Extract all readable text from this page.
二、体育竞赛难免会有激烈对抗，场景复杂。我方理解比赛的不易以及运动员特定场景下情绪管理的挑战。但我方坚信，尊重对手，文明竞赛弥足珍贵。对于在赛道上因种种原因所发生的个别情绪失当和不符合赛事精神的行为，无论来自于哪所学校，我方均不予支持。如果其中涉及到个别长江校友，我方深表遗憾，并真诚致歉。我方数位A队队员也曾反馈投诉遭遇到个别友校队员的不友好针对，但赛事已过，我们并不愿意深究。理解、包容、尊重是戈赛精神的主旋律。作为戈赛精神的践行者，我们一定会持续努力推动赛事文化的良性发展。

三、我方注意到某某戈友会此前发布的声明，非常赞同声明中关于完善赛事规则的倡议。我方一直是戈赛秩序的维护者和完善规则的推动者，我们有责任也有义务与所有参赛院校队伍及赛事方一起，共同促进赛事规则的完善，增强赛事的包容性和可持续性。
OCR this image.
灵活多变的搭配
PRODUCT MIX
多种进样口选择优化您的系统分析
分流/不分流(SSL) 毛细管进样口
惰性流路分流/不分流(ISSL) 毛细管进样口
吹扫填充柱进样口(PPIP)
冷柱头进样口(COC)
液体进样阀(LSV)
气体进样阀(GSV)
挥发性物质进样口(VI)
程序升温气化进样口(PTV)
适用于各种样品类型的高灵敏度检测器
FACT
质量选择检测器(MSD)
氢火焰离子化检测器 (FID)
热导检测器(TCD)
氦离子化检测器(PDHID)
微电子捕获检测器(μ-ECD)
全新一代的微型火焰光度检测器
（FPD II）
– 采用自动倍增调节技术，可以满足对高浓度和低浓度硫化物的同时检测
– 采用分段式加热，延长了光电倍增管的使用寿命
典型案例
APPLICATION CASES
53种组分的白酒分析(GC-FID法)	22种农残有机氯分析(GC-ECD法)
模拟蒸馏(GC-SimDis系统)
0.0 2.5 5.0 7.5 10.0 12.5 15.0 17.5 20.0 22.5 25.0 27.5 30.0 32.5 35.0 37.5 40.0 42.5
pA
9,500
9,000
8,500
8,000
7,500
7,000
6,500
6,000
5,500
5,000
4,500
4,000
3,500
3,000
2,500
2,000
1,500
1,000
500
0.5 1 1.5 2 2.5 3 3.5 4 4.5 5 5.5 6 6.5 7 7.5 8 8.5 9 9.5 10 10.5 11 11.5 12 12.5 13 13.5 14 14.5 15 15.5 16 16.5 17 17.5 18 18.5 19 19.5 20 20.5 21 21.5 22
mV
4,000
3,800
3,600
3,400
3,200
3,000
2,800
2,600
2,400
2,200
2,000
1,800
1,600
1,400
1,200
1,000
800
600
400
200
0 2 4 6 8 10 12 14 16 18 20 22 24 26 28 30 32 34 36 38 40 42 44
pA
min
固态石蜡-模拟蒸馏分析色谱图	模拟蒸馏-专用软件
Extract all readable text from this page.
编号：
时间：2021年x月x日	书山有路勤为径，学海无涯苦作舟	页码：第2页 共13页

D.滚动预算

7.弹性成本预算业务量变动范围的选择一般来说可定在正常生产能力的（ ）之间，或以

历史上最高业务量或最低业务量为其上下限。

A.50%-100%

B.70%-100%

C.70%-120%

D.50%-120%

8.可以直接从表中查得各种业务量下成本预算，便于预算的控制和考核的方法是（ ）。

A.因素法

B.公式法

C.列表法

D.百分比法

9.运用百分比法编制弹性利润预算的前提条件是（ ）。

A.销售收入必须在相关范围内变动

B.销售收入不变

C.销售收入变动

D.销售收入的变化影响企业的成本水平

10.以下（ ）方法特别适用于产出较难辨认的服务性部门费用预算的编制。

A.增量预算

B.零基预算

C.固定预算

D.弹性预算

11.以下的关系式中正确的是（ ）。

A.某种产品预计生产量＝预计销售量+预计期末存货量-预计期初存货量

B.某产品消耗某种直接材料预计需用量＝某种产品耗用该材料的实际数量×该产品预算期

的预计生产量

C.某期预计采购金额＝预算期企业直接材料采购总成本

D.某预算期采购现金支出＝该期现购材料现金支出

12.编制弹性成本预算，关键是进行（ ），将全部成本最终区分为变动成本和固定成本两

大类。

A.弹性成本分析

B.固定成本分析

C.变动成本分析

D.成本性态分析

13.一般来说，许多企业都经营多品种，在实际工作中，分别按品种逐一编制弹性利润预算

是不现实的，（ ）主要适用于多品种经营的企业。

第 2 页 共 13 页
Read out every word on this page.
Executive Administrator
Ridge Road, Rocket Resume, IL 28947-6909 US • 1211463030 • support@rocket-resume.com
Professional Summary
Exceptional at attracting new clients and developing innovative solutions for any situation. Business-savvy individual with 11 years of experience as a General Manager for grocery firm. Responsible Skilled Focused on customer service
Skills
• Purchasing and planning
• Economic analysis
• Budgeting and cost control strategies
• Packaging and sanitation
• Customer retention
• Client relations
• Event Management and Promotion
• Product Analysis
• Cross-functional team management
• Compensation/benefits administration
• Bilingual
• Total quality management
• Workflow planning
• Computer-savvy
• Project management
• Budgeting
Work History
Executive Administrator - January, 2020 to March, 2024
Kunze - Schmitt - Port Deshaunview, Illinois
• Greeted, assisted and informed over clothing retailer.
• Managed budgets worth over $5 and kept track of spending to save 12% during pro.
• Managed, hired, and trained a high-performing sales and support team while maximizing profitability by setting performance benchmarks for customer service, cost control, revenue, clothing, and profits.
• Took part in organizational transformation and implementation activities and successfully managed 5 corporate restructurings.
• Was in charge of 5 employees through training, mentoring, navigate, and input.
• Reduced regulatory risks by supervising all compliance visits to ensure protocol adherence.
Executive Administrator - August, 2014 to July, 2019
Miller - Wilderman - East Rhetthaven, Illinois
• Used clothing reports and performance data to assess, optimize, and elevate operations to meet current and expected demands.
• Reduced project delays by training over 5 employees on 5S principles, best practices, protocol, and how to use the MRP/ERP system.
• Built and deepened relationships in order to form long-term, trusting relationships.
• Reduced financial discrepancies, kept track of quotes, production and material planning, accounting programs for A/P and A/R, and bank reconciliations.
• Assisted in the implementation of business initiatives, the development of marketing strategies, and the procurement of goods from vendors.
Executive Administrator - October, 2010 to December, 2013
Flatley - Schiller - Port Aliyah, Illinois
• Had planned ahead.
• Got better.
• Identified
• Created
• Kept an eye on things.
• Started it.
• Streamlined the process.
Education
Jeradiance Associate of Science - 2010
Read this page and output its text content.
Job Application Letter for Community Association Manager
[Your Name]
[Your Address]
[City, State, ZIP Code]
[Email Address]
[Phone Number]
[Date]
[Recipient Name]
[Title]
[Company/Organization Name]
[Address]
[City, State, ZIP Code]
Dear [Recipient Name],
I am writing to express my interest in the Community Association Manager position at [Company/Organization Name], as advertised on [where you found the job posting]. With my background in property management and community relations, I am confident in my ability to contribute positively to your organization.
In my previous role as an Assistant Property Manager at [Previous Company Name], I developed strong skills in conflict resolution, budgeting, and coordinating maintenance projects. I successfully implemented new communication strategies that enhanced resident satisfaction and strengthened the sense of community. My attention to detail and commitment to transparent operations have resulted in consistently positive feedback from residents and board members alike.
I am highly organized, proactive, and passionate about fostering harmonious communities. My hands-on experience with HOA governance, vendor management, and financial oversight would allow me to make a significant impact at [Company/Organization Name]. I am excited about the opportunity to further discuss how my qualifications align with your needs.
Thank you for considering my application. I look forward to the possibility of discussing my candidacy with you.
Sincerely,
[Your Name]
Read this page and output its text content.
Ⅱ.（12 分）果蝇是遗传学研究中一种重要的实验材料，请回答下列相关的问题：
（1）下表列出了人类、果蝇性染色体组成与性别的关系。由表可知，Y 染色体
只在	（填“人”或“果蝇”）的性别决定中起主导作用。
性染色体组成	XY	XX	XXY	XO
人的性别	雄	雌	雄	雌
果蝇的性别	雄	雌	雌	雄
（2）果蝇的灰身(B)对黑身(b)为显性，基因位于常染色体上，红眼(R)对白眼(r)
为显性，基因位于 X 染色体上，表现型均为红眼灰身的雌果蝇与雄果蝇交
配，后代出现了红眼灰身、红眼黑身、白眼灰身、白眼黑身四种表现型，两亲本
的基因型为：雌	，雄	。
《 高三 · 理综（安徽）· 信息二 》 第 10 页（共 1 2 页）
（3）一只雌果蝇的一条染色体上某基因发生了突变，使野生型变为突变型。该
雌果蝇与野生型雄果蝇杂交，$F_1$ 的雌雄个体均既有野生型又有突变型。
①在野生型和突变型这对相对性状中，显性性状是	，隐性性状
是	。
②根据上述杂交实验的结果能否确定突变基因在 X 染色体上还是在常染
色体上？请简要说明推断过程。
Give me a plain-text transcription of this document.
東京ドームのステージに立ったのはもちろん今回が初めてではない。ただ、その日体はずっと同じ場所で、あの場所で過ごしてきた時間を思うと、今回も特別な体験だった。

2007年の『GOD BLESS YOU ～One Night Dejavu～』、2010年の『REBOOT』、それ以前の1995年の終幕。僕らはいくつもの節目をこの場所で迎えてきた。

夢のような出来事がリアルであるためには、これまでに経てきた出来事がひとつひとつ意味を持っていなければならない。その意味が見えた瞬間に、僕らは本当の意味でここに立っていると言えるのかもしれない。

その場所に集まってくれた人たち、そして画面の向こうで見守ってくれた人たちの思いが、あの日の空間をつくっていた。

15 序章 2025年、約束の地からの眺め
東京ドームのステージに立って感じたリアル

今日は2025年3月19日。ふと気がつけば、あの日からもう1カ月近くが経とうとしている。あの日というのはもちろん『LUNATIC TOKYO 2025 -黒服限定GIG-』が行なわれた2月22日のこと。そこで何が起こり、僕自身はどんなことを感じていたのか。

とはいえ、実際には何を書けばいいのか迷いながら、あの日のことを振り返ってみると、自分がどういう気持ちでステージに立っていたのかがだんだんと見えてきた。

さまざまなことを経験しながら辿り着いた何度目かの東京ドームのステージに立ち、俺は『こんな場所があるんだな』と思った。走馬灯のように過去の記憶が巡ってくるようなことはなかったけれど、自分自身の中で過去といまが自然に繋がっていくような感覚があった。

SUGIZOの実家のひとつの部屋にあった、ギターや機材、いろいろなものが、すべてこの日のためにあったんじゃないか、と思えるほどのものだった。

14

--------------------

WORK TO DO:
Copy out each line of the data containing the string "Administrator".

RESPONSE TO THIS TASK:
Executive Administrator
Executive Administrator - January, 2020 to March, 2024
Executive Administrator - August, 2014 to July, 2019
Executive Administrator - October, 2010 to December, 2013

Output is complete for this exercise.